* _TASK DATA_:
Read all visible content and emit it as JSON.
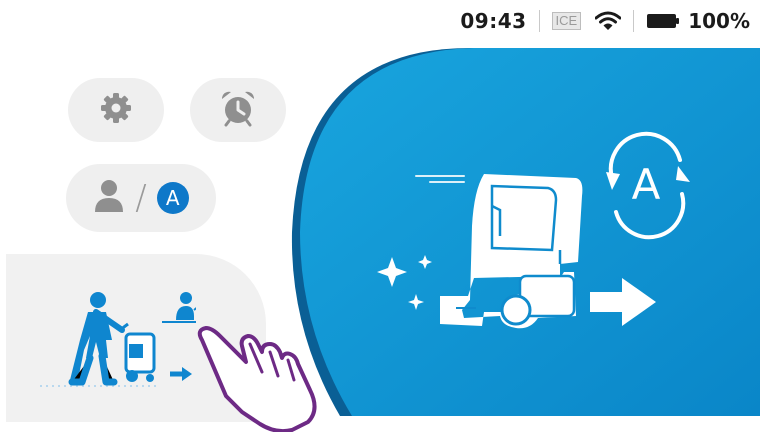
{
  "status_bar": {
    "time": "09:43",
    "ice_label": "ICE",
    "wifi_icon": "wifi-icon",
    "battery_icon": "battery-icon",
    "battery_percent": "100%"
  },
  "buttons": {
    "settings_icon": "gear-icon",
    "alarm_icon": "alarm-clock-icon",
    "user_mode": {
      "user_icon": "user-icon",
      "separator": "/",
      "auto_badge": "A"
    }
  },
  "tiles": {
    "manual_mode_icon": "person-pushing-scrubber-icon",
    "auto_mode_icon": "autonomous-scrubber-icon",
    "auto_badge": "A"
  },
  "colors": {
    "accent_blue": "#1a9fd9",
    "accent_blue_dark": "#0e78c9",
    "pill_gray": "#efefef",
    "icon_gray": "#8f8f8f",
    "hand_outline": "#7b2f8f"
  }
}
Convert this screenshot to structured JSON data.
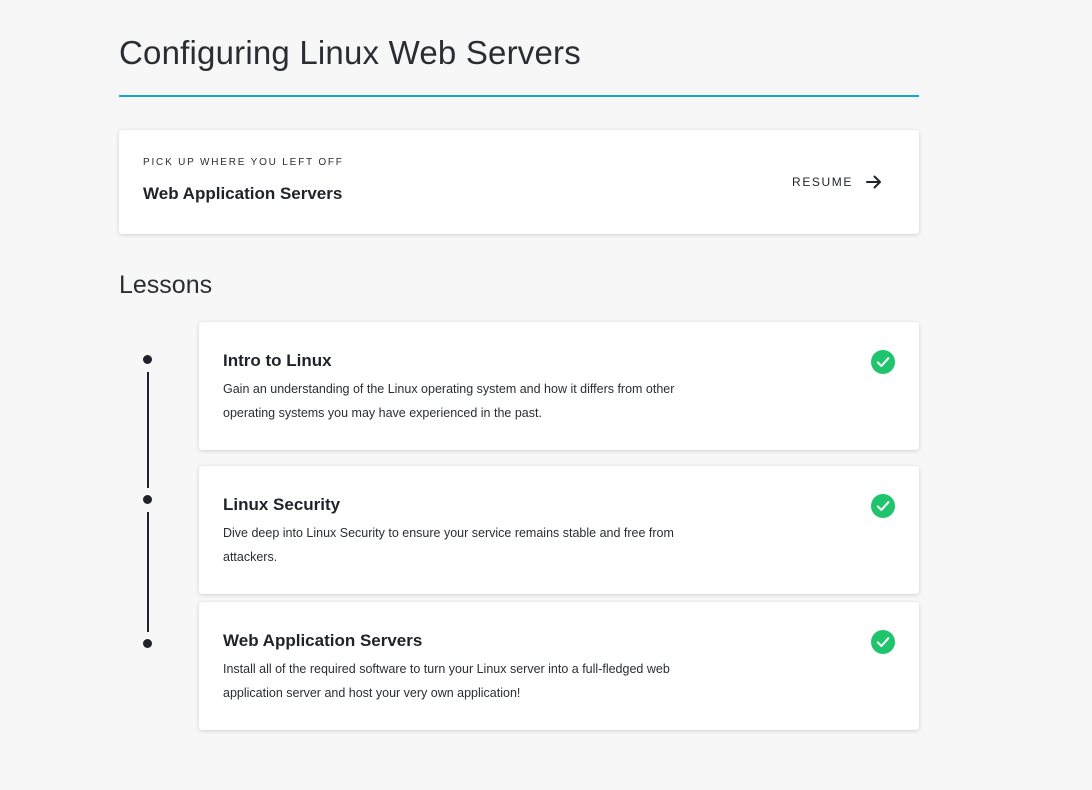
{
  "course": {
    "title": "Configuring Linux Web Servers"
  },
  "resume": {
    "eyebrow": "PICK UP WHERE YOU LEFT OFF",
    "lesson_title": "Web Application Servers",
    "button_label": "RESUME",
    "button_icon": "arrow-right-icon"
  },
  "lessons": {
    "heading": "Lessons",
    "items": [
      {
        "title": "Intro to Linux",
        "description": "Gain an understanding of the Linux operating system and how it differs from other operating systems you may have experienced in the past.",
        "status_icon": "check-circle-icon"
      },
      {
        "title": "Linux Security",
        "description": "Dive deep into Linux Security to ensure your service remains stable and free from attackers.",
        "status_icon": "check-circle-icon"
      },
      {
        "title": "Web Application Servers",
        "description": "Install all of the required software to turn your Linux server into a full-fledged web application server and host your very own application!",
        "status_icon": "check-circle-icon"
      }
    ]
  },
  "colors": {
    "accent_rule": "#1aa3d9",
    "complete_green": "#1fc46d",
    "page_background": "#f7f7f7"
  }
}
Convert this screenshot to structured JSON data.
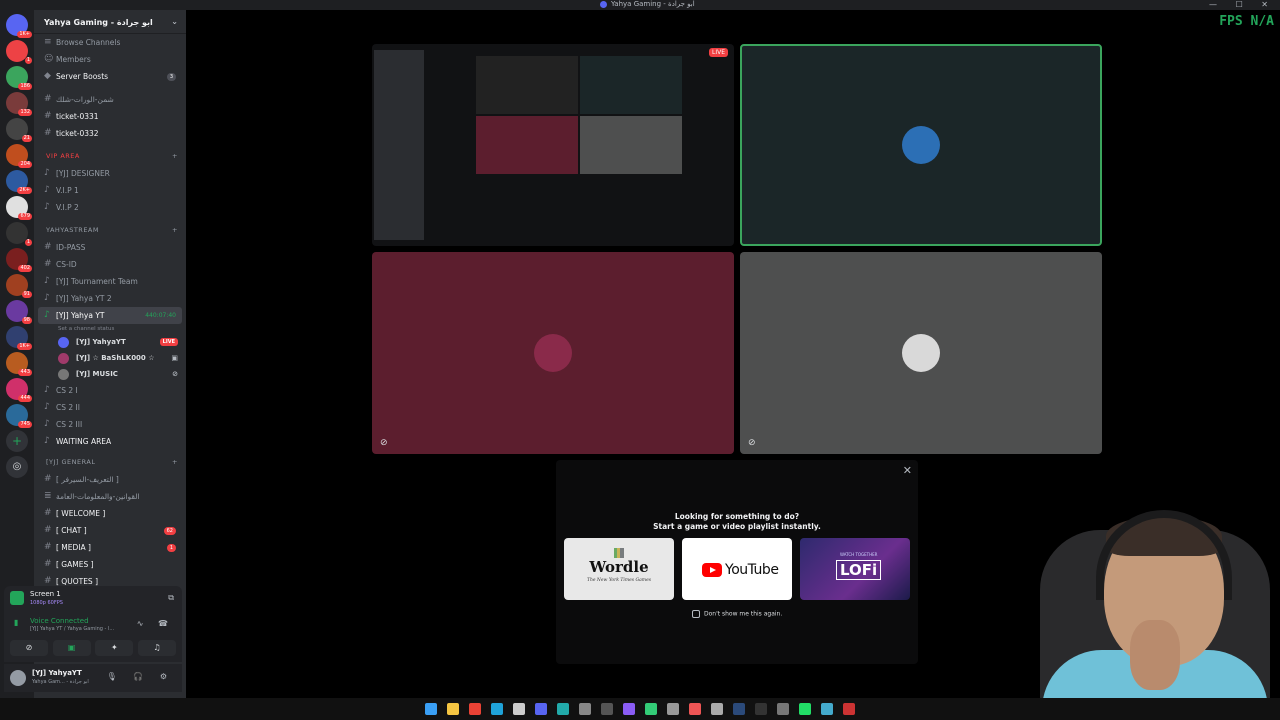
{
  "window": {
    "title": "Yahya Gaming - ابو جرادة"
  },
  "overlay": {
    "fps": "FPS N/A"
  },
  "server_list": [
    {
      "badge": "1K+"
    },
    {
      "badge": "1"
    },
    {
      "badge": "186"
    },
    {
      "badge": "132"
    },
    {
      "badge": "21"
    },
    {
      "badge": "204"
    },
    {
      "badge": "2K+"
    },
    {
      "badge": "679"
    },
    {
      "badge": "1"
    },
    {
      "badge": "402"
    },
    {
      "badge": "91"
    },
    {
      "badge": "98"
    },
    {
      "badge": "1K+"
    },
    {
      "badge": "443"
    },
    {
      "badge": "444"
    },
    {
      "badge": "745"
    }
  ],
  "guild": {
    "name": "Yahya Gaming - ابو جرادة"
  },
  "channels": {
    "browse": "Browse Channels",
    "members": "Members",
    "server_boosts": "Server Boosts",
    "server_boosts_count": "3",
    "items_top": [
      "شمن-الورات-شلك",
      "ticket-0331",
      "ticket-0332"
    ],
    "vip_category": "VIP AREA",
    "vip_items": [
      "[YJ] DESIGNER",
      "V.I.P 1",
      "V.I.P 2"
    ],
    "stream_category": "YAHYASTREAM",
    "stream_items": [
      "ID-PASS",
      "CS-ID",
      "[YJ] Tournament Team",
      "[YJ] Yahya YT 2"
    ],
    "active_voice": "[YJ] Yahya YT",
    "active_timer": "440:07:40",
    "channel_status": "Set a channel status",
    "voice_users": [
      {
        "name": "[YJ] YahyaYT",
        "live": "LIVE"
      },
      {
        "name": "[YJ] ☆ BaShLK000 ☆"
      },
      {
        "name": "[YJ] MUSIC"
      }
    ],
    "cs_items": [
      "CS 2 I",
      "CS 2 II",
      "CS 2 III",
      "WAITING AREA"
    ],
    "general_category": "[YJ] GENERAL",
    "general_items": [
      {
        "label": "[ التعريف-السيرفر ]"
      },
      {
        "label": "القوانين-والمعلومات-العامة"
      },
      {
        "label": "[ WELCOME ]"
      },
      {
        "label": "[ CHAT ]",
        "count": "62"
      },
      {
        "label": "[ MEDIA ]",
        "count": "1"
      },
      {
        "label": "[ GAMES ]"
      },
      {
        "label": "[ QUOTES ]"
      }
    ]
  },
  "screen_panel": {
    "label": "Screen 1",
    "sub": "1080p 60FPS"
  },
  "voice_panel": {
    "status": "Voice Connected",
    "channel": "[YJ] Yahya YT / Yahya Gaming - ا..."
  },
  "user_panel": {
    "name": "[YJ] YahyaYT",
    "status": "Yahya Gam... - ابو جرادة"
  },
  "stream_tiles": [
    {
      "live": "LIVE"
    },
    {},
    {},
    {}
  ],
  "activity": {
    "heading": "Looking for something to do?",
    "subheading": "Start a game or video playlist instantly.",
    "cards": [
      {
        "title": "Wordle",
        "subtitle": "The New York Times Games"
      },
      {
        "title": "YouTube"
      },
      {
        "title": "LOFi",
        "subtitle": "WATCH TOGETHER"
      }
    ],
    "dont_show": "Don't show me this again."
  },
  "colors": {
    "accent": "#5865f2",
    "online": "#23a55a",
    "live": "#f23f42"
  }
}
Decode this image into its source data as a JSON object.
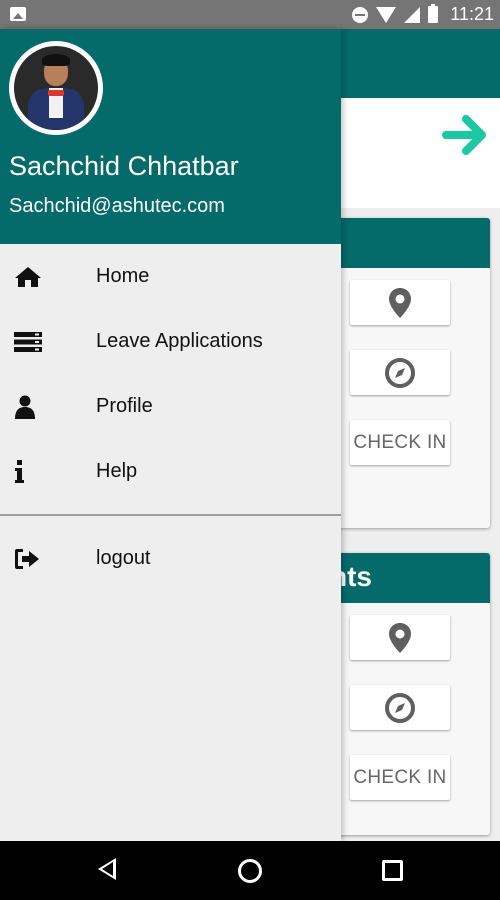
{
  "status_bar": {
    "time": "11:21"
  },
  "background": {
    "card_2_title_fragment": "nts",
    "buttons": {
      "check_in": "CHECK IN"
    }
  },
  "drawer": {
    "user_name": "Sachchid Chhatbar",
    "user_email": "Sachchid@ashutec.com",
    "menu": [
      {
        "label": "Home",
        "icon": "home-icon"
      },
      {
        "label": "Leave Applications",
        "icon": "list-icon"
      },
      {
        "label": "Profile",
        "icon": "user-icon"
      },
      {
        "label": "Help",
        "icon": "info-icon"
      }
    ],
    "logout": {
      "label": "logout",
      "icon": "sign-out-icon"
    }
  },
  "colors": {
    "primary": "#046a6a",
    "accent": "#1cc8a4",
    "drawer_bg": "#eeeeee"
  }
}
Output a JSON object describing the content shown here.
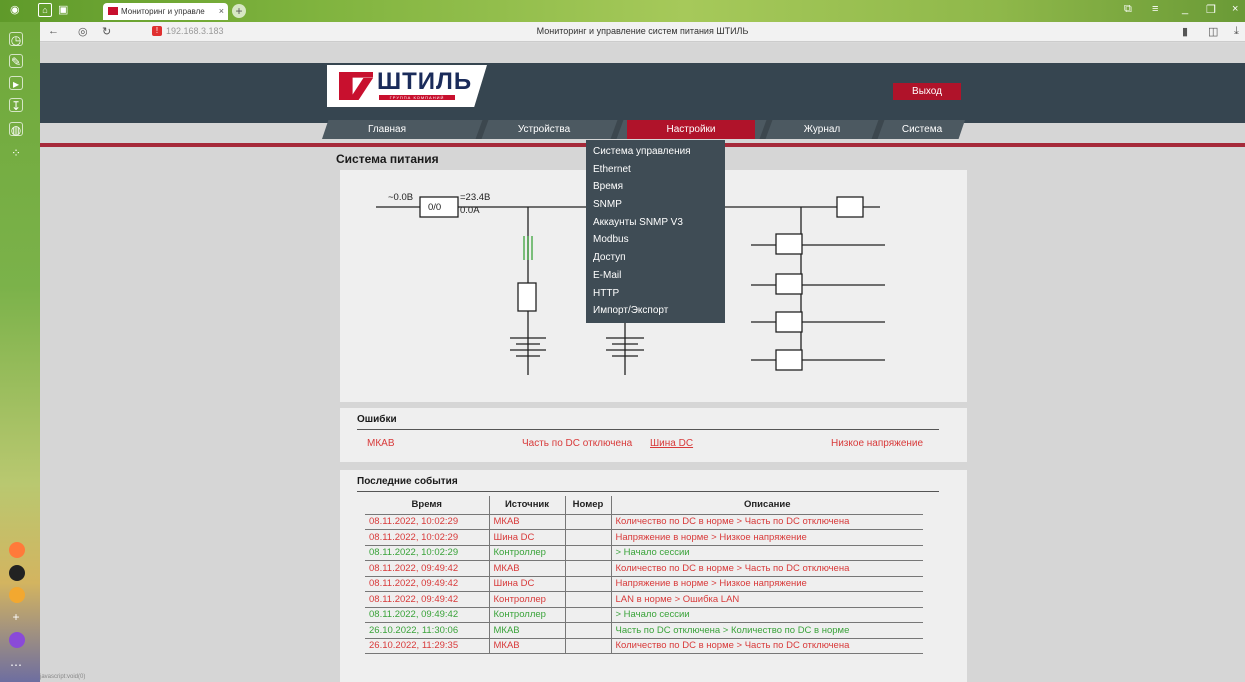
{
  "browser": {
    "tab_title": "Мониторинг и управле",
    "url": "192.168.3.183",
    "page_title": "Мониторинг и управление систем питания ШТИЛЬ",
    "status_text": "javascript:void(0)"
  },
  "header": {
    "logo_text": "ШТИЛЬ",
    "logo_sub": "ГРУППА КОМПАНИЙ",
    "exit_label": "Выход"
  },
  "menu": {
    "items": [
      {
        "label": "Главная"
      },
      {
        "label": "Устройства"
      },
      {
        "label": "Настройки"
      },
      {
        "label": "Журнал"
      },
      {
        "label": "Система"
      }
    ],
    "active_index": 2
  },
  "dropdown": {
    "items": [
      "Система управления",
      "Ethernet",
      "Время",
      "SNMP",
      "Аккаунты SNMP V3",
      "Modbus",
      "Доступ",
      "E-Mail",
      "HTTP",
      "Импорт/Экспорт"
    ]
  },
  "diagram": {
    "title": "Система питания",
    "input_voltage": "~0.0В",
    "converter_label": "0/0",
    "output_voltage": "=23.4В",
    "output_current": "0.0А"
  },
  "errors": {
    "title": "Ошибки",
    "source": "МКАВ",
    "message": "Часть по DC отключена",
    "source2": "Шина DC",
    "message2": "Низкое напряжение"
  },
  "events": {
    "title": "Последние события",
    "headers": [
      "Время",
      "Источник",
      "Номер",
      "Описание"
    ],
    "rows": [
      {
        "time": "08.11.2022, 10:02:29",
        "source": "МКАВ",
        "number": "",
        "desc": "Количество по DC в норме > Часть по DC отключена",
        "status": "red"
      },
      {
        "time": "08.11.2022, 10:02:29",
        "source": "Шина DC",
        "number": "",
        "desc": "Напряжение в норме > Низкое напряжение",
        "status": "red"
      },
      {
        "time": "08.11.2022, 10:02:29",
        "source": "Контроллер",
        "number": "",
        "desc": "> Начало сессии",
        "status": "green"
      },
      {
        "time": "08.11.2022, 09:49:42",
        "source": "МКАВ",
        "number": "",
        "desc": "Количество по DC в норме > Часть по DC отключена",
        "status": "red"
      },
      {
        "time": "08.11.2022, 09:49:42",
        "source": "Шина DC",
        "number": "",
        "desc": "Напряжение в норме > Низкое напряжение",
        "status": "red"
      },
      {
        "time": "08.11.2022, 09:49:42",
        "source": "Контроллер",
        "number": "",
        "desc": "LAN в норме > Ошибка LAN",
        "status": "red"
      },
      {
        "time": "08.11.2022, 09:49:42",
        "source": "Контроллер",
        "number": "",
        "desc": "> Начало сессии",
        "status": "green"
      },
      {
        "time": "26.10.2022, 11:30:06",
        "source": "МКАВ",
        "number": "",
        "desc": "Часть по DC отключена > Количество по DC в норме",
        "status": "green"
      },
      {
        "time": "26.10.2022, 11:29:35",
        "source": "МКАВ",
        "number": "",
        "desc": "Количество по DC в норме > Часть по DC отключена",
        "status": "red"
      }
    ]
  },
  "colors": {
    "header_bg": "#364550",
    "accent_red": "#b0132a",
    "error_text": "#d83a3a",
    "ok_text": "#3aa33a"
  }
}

* _AIM_: State, as a bare number, how many lines of the listing hold the word "Security".

* _COMPLETE RESPONSE_: 2